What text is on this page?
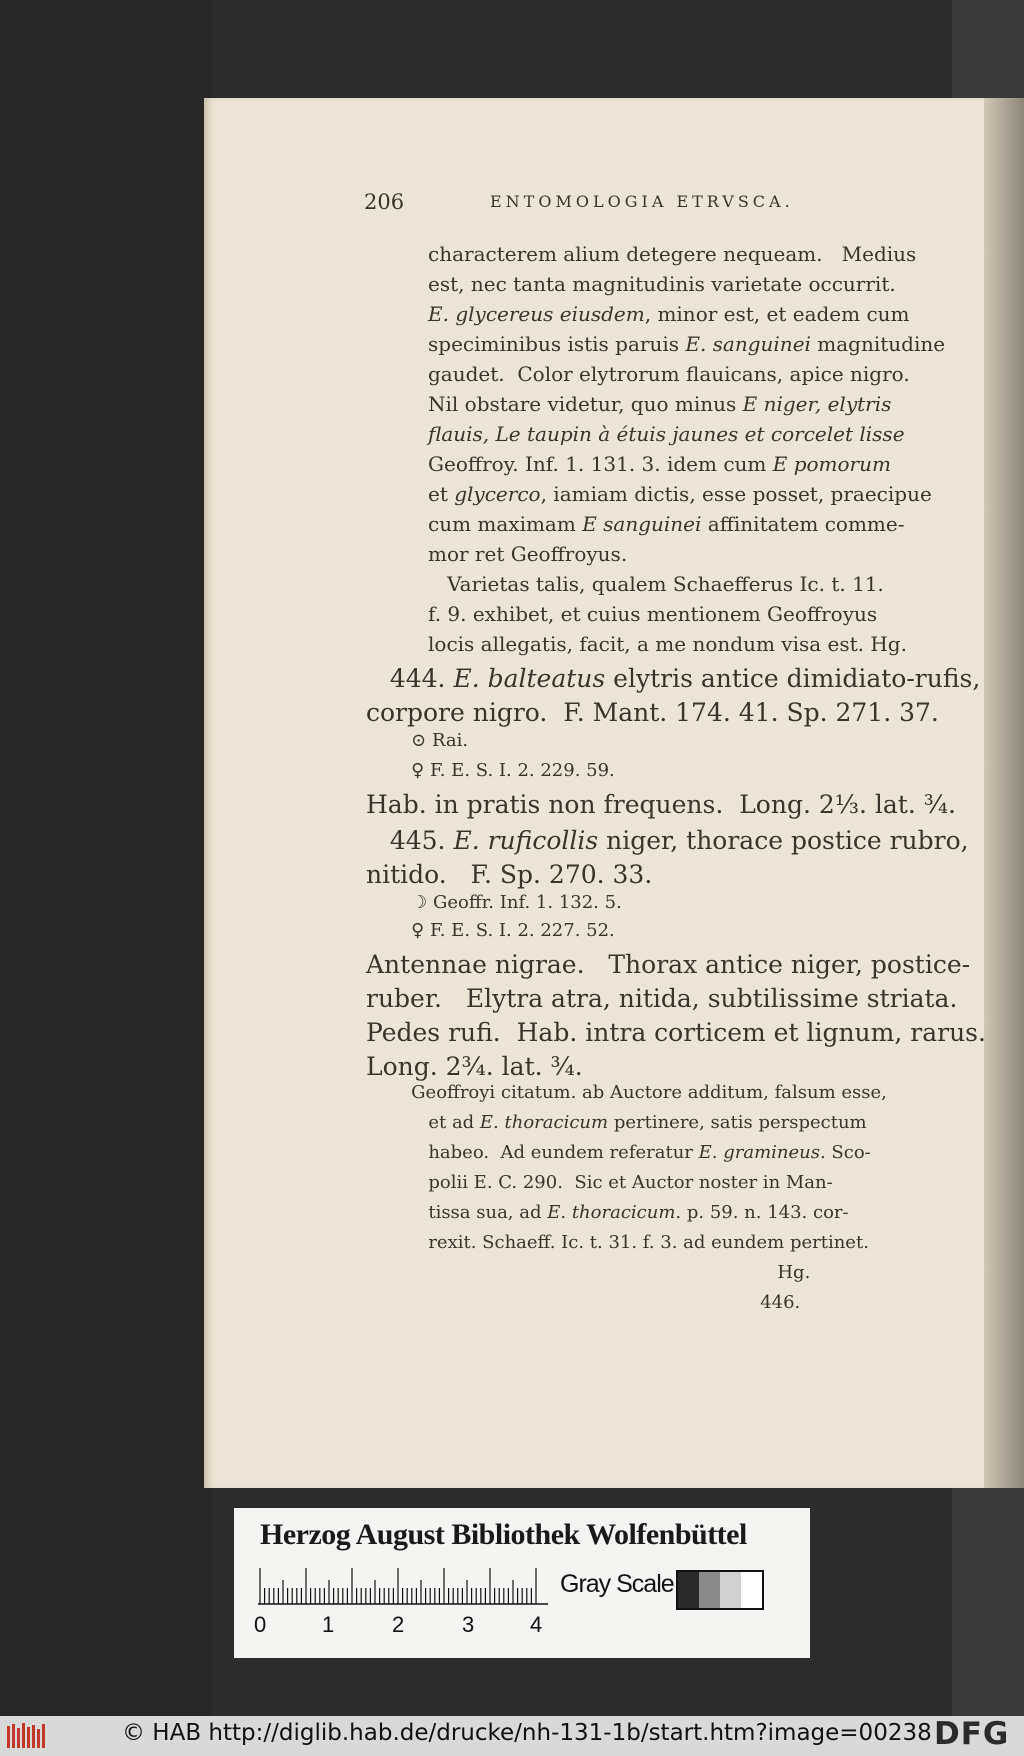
206	ENTOMOLOGIA ETRVSCA.
characterem alium detegere nequeam.   Medius
est, nec tanta magnitudinis varietate occurrit.
E. glycereus eiusdem, minor est, et eadem cum
speciminibus istis paruis E. sanguinei magnitudine
gaudet.  Color elytrorum flauicans, apice nigro.
Nil obstare videtur, quo minus E niger, elytris
flauis, Le taupin à étuis jaunes et corcelet lisse
Geoffroy. Inf. 1. 131. 3. idem cum E pomorum
et glycerco, iamiam dictis, esse posset, praecipue
cum maximam E sanguinei affinitatem comme-
mor ret Geoffroyus.
Varietas talis, qualem Schaefferus Ic. t. 11.
f. 9. exhibet, et cuius mentionem Geoffroyus
locis allegatis, facit, a me nondum visa est. Hg.
444. E. balteatus elytris antice dimidiato-rufis,
corpore nigro.  F. Mant. 174. 41. Sp. 271. 37.
⊙ Rai.
♀ F. E. S. I. 2. 229. 59.
Hab. in pratis non frequens.  Long. 2⅓. lat. ¾.
445. E. ruficollis niger, thorace postice rubro,
nitido.   F. Sp. 270. 33.
☽ Geoffr. Inf. 1. 132. 5.
♀ F. E. S. I. 2. 227. 52.
Antennae nigrae.   Thorax antice niger, postice-
ruber.   Elytra atra, nitida, subtilissime striata.
Pedes rufi.  Hab. intra corticem et lignum, rarus.
Long. 2¾. lat. ¾.
Geoffroyi citatum. ab Auctore additum, falsum esse,
et ad E. thoracicum pertinere, satis perspectum
habeo.  Ad eundem referatur E. gramineus. Sco-
polii E. C. 290.  Sic et Auctor noster in Man-
tissa sua, ad E. thoracicum. p. 59. n. 143. cor-
rexit. Schaeff. Ic. t. 31. f. 3. ad eundem pertinet.
Hg.
446.
Herzog August Bibliothek Wolfenbüttel
0	1	2	3	4
Gray Scale
© HAB http://diglib.hab.de/drucke/nh-131-1b/start.htm?image=00238 DFG
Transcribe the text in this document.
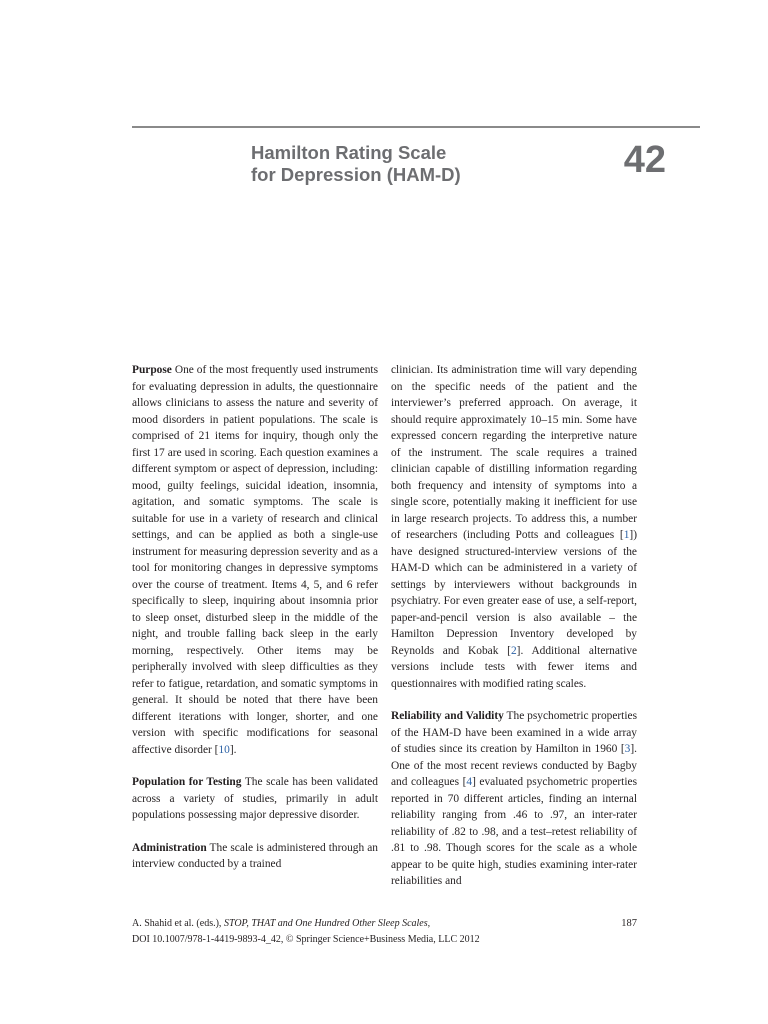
Hamilton Rating Scale
for Depression (HAM-D)	42

Purpose One of the most frequently used instruments for evaluating depression in adults, the questionnaire allows clinicians to assess the nature and severity of mood disorders in patient populations. The scale is comprised of 21 items for inquiry, though only the first 17 are used in scoring. Each question examines a different symptom or aspect of depression, including: mood, guilty feelings, suicidal ideation, insomnia, agitation, and somatic symptoms. The scale is suitable for use in a variety of research and clinical settings, and can be applied as both a single-use instrument for measuring depression severity and as a tool for monitoring changes in depressive symptoms over the course of treatment. Items 4, 5, and 6 refer specifically to sleep, inquiring about insomnia prior to sleep onset, disturbed sleep in the middle of the night, and trouble falling back sleep in the early morning, respectively. Other items may be peripherally involved with sleep difficulties as they refer to fatigue, retardation, and somatic symptoms in general. It should be noted that there have been different iterations with longer, shorter, and one version with specific modifications for seasonal affective disorder [10].

Population for Testing The scale has been validated across a variety of studies, primarily in adult populations possessing major depressive disorder.

Administration The scale is administered through an interview conducted by a trained

clinician. Its administration time will vary depending on the specific needs of the patient and the interviewer’s preferred approach. On average, it should require approximately 10–15 min. Some have expressed concern regarding the interpretive nature of the instrument. The scale requires a trained clinician capable of distilling information regarding both frequency and intensity of symptoms into a single score, potentially making it inefficient for use in large research projects. To address this, a number of researchers (including Potts and colleagues [1]) have designed structured-interview versions of the HAM-D which can be administered in a variety of settings by interviewers without backgrounds in psychiatry. For even greater ease of use, a self-report, paper-and-pencil version is also available – the Hamilton Depression Inventory developed by Reynolds and Kobak [2]. Additional alternative versions include tests with fewer items and questionnaires with modified rating scales.

Reliability and Validity The psychometric properties of the HAM-D have been examined in a wide array of studies since its creation by Hamilton in 1960 [3]. One of the most recent reviews conducted by Bagby and colleagues [4] evaluated psychometric properties reported in 70 different articles, finding an internal reliability ranging from .46 to .97, an inter-rater reliability of .82 to .98, and a test–retest reliability of .81 to .98. Though scores for the scale as a whole appear to be quite high, studies examining inter-rater reliabilities and

A. Shahid et al. (eds.), STOP, THAT and One Hundred Other Sleep Scales,
DOI 10.1007/978-1-4419-9893-4_42, © Springer Science+Business Media, LLC 2012
187
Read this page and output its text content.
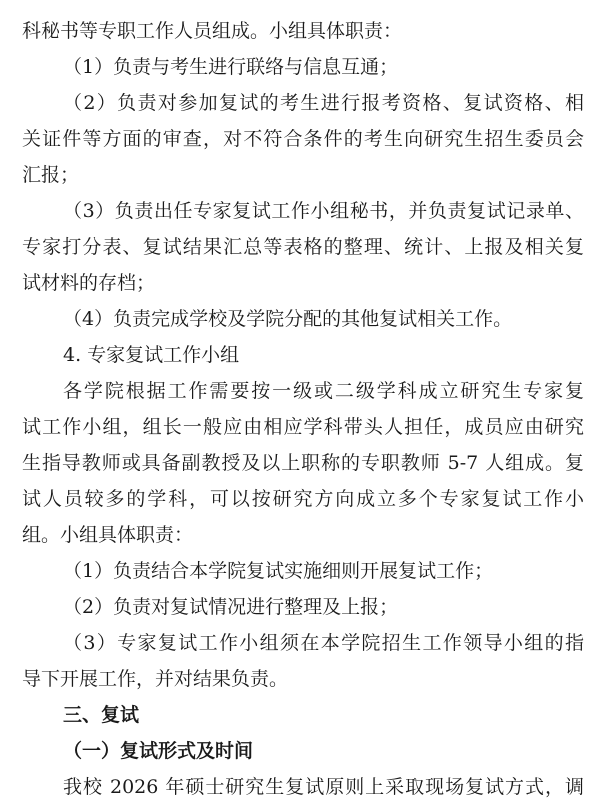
科秘书等专职工作人员组成。小组具体职责：
（1）负责与考生进行联络与信息互通；
（2）负责对参加复试的考生进行报考资格、复试资格、相
关证件等方面的审查，对不符合条件的考生向研究生招生委员会
汇报；
（3）负责出任专家复试工作小组秘书，并负责复试记录单、
专家打分表、复试结果汇总等表格的整理、统计、上报及相关复
试材料的存档；
（4）负责完成学校及学院分配的其他复试相关工作。
4. 专家复试工作小组
各学院根据工作需要按一级或二级学科成立研究生专家复
试工作小组，组长一般应由相应学科带头人担任，成员应由研究
生指导教师或具备副教授及以上职称的专职教师 5-7 人组成。复
试人员较多的学科，可以按研究方向成立多个专家复试工作小
组。小组具体职责：
（1）负责结合本学院复试实施细则开展复试工作；
（2）负责对复试情况进行整理及上报；
（3）专家复试工作小组须在本学院招生工作领导小组的指
导下开展工作，并对结果负责。
三、复试
（一）复试形式及时间
我校 2026 年硕士研究生复试原则上采取现场复试方式，调
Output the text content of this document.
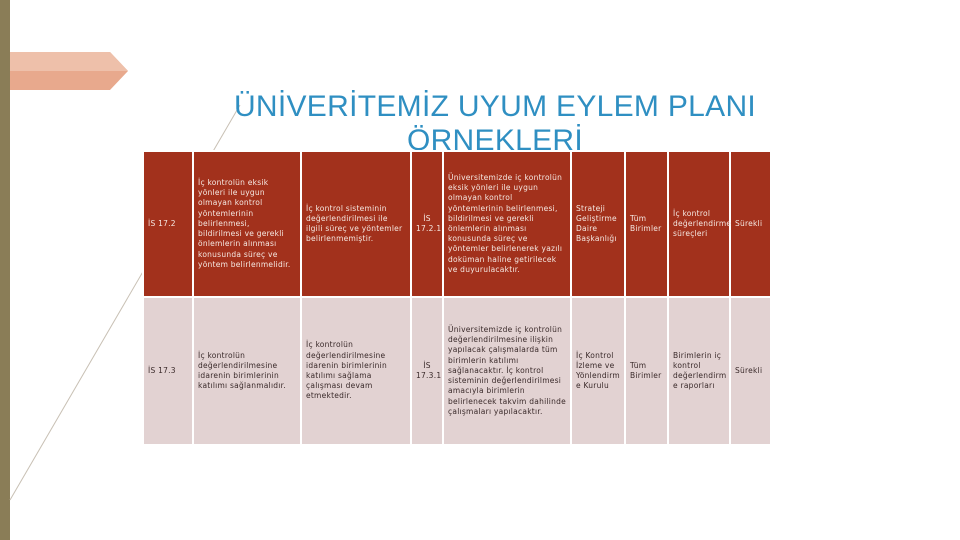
ÜNİVERİTEMİZ UYUM EYLEM PLANI ÖRNEKLERİ
İS 17.2	İç kontrolün eksik yönleri ile uygun olmayan kontrol yöntemlerinin belirlenmesi, bildirilmesi ve gerekli önlemlerin alınması konusunda süreç ve yöntem belirlenmelidir.	İç kontrol sisteminin değerlendirilmesi ile ilgili süreç ve yöntemler belirlenmemiştir.	İS 17.2.1	Üniversitemizde iç kontrolün eksik yönleri ile uygun olmayan kontrol yöntemlerinin belirlenmesi, bildirilmesi ve gerekli önlemlerin alınması konusunda süreç ve yöntemler belirlenerek yazılı doküman haline getirilecek ve duyurulacaktır.	Strateji Geliştirme Daire Başkanlığı	Tüm Birimler	İç kontrol değerlendirme süreçleri	Sürekli
İS 17.3	İç kontrolün değerlendirilmesine idarenin birimlerinin katılımı sağlanmalıdır.	İç kontrolün değerlendirilmesine idarenin birimlerinin katılımı sağlama çalışması devam etmektedir.	İS 17.3.1	Üniversitemizde iç kontrolün değerlendirilmesine ilişkin yapılacak çalışmalarda tüm birimlerin katılımı sağlanacaktır. İç kontrol sisteminin değerlendirilmesi amacıyla birimlerin belirlenecek takvim dahilinde çalışmaları yapılacaktır.	İç Kontrol İzleme ve Yönlendirm e Kurulu	Tüm Birimler	Birimlerin iç kontrol değerlendirm e raporları	Sürekli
============================================================
_DIRECTIVE_:
Copy the records above exactly, leaving out every picture.

_WRITTEN RESPONSE_:
What text is on this page?
206	ENTOMOLOGIA ETRVSCA.
characterem alium detegere nequeam.   Medius
est, nec tanta magnitudinis varietate occurrit.
E. glycereus eiusdem, minor est, et eadem cum
speciminibus istis paruis E. sanguinei magnitudine
gaudet.  Color elytrorum flauicans, apice nigro.
Nil obstare videtur, quo minus E niger, elytris
flauis, Le taupin à étuis jaunes et corcelet lisse
Geoffroy. Inf. 1. 131. 3. idem cum E pomorum
et glycerco, iamiam dictis, esse posset, praecipue
cum maximam E sanguinei affinitatem comme-
mor ret Geoffroyus.
Varietas talis, qualem Schaefferus Ic. t. 11.
f. 9. exhibet, et cuius mentionem Geoffroyus
locis allegatis, facit, a me nondum visa est. Hg.
444. E. balteatus elytris antice dimidiato-rufis,
corpore nigro.  F. Mant. 174. 41. Sp. 271. 37.
⊙ Rai.
♀ F. E. S. I. 2. 229. 59.
Hab. in pratis non frequens.  Long. 2⅓. lat. ¾.
445. E. ruficollis niger, thorace postice rubro,
nitido.   F. Sp. 270. 33.
☽ Geoffr. Inf. 1. 132. 5.
♀ F. E. S. I. 2. 227. 52.
Antennae nigrae.   Thorax antice niger, postice-
ruber.   Elytra atra, nitida, subtilissime striata.
Pedes rufi.  Hab. intra corticem et lignum, rarus.
Long. 2¾. lat. ¾.
Geoffroyi citatum. ab Auctore additum, falsum esse,
et ad E. thoracicum pertinere, satis perspectum
habeo.  Ad eundem referatur E. gramineus. Sco-
polii E. C. 290.  Sic et Auctor noster in Man-
tissa sua, ad E. thoracicum. p. 59. n. 143. cor-
rexit. Schaeff. Ic. t. 31. f. 3. ad eundem pertinet.
Hg.
446.
Herzog August Bibliothek Wolfenbüttel
0	1	2	3	4
Gray Scale
© HAB http://diglib.hab.de/drucke/nh-131-1b/start.htm?image=00238 DFG
Transcribe the text in this document.
Hamilton Rating Scale
for Depression (HAM-D)	42

Purpose One of the most frequently used instruments for evaluating depression in adults, the questionnaire allows clinicians to assess the nature and severity of mood disorders in patient populations. The scale is comprised of 21 items for inquiry, though only the first 17 are used in scoring. Each question examines a different symptom or aspect of depression, including: mood, guilty feelings, suicidal ideation, insomnia, agitation, and somatic symptoms. The scale is suitable for use in a variety of research and clinical settings, and can be applied as both a single-use instrument for measuring depression severity and as a tool for monitoring changes in depressive symptoms over the course of treatment. Items 4, 5, and 6 refer specifically to sleep, inquiring about insomnia prior to sleep onset, disturbed sleep in the middle of the night, and trouble falling back sleep in the early morning, respectively. Other items may be peripherally involved with sleep difficulties as they refer to fatigue, retardation, and somatic symptoms in general. It should be noted that there have been different iterations with longer, shorter, and one version with specific modifications for seasonal affective disorder [10].

Population for Testing The scale has been validated across a variety of studies, primarily in adult populations possessing major depressive disorder.

Administration The scale is administered through an interview conducted by a trained

clinician. Its administration time will vary depending on the specific needs of the patient and the interviewer’s preferred approach. On average, it should require approximately 10–15 min. Some have expressed concern regarding the interpretive nature of the instrument. The scale requires a trained clinician capable of distilling information regarding both frequency and intensity of symptoms into a single score, potentially making it inefficient for use in large research projects. To address this, a number of researchers (including Potts and colleagues [1]) have designed structured-interview versions of the HAM-D which can be administered in a variety of settings by interviewers without backgrounds in psychiatry. For even greater ease of use, a self-report, paper-and-pencil version is also available – the Hamilton Depression Inventory developed by Reynolds and Kobak [2]. Additional alternative versions include tests with fewer items and questionnaires with modified rating scales.

Reliability and Validity The psychometric properties of the HAM-D have been examined in a wide array of studies since its creation by Hamilton in 1960 [3]. One of the most recent reviews conducted by Bagby and colleagues [4] evaluated psychometric properties reported in 70 different articles, finding an internal reliability ranging from .46 to .97, an inter-rater reliability of .82 to .98, and a test–retest reliability of .81 to .98. Though scores for the scale as a whole appear to be quite high, studies examining inter-rater reliabilities and

A. Shahid et al. (eds.), STOP, THAT and One Hundred Other Sleep Scales,
DOI 10.1007/978-1-4419-9893-4_42, © Springer Science+Business Media, LLC 2012
187
Read this page and output its text content.
科秘书等专职工作人员组成。小组具体职责：
（1）负责与考生进行联络与信息互通；
（2）负责对参加复试的考生进行报考资格、复试资格、相
关证件等方面的审查，对不符合条件的考生向研究生招生委员会
汇报；
（3）负责出任专家复试工作小组秘书，并负责复试记录单、
专家打分表、复试结果汇总等表格的整理、统计、上报及相关复
试材料的存档；
（4）负责完成学校及学院分配的其他复试相关工作。
4. 专家复试工作小组
各学院根据工作需要按一级或二级学科成立研究生专家复
试工作小组，组长一般应由相应学科带头人担任，成员应由研究
生指导教师或具备副教授及以上职称的专职教师 5-7 人组成。复
试人员较多的学科，可以按研究方向成立多个专家复试工作小
组。小组具体职责：
（1）负责结合本学院复试实施细则开展复试工作；
（2）负责对复试情况进行整理及上报；
（3）专家复试工作小组须在本学院招生工作领导小组的指
导下开展工作，并对结果负责。
三、复试
（一）复试形式及时间
我校 2026 年硕士研究生复试原则上采取现场复试方式，调
Output the text content of this document.
ÜNİVERİTEMİZ UYUM EYLEM PLANI ÖRNEKLERİ
İS 17.2	İç kontrolün eksik yönleri ile uygun olmayan kontrol yöntemlerinin belirlenmesi, bildirilmesi ve gerekli önlemlerin alınması konusunda süreç ve yöntem belirlenmelidir.	İç kontrol sisteminin değerlendirilmesi ile ilgili süreç ve yöntemler belirlenmemiştir.	İS 17.2.1	Üniversitemizde iç kontrolün eksik yönleri ile uygun olmayan kontrol yöntemlerinin belirlenmesi, bildirilmesi ve gerekli önlemlerin alınması konusunda süreç ve yöntemler belirlenerek yazılı doküman haline getirilecek ve duyurulacaktır.	Strateji Geliştirme Daire Başkanlığı	Tüm Birimler	İç kontrol değerlendirme süreçleri	Sürekli
İS 17.3	İç kontrolün değerlendirilmesine idarenin birimlerinin katılımı sağlanmalıdır.	İç kontrolün değerlendirilmesine idarenin birimlerinin katılımı sağlama çalışması devam etmektedir.	İS 17.3.1	Üniversitemizde iç kontrolün değerlendirilmesine ilişkin yapılacak çalışmalarda tüm birimlerin katılımı sağlanacaktır. İç kontrol sisteminin değerlendirilmesi amacıyla birimlerin belirlenecek takvim dahilinde çalışmaları yapılacaktır.	İç Kontrol İzleme ve Yönlendirm e Kurulu	Tüm Birimler	Birimlerin iç kontrol değerlendirm e raporları	Sürekli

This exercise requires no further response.